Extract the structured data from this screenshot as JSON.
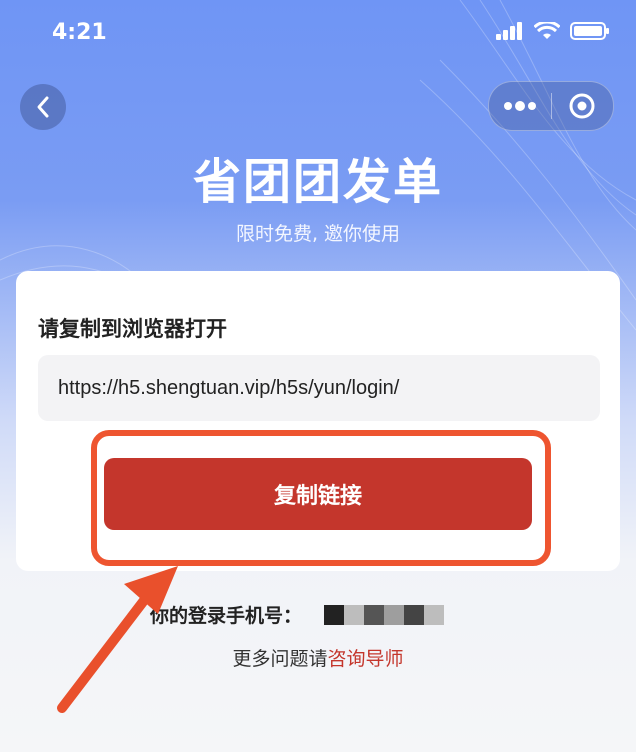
{
  "status_bar": {
    "time": "4:21"
  },
  "header": {
    "title": "省团团发单",
    "subtitle": "限时免费, 邀你使用"
  },
  "card": {
    "heading": "请复制到浏览器打开",
    "url": "https://h5.shengtuan.vip/h5s/yun/login/",
    "copy_button_label": "复制链接"
  },
  "phone": {
    "label": "你的登录手机号：",
    "masked_colors": [
      "#222222",
      "#bdbdbd",
      "#555555",
      "#9e9e9e",
      "#444444",
      "#bdbdbd"
    ]
  },
  "help": {
    "prefix": "更多问题请",
    "link": "咨询导师"
  },
  "colors": {
    "primary_red": "#c4362c",
    "highlight_orange": "#ee5530",
    "header_blue": "#6f95f5"
  }
}
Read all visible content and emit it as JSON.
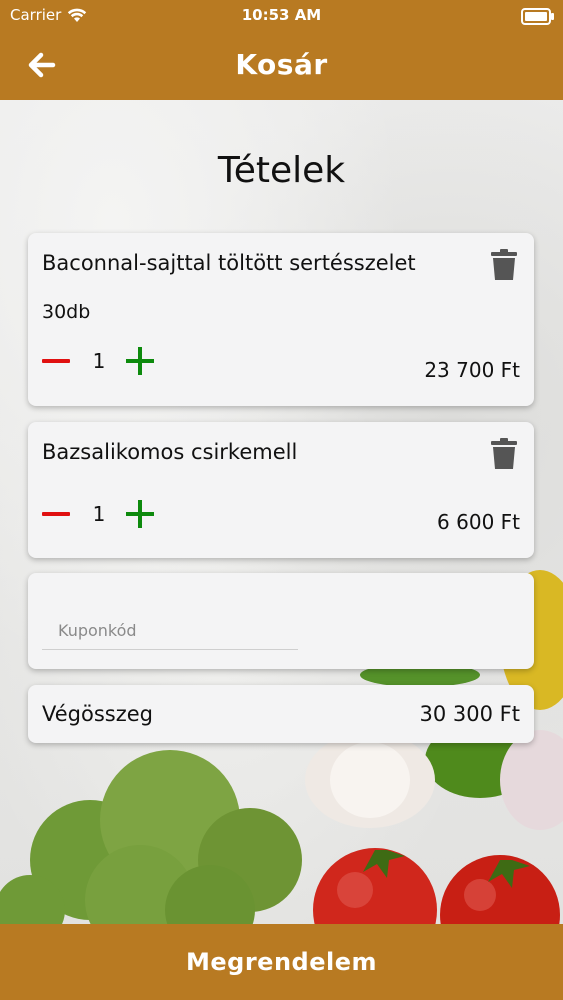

________

▸ DIRECTIVE:
Copy out each line of the records that holds the string "JSON".

▸ EXPECTED ANSWER:
Extract the structured data from this screenshot as JSON.
Read all visible content and emit it as JSON.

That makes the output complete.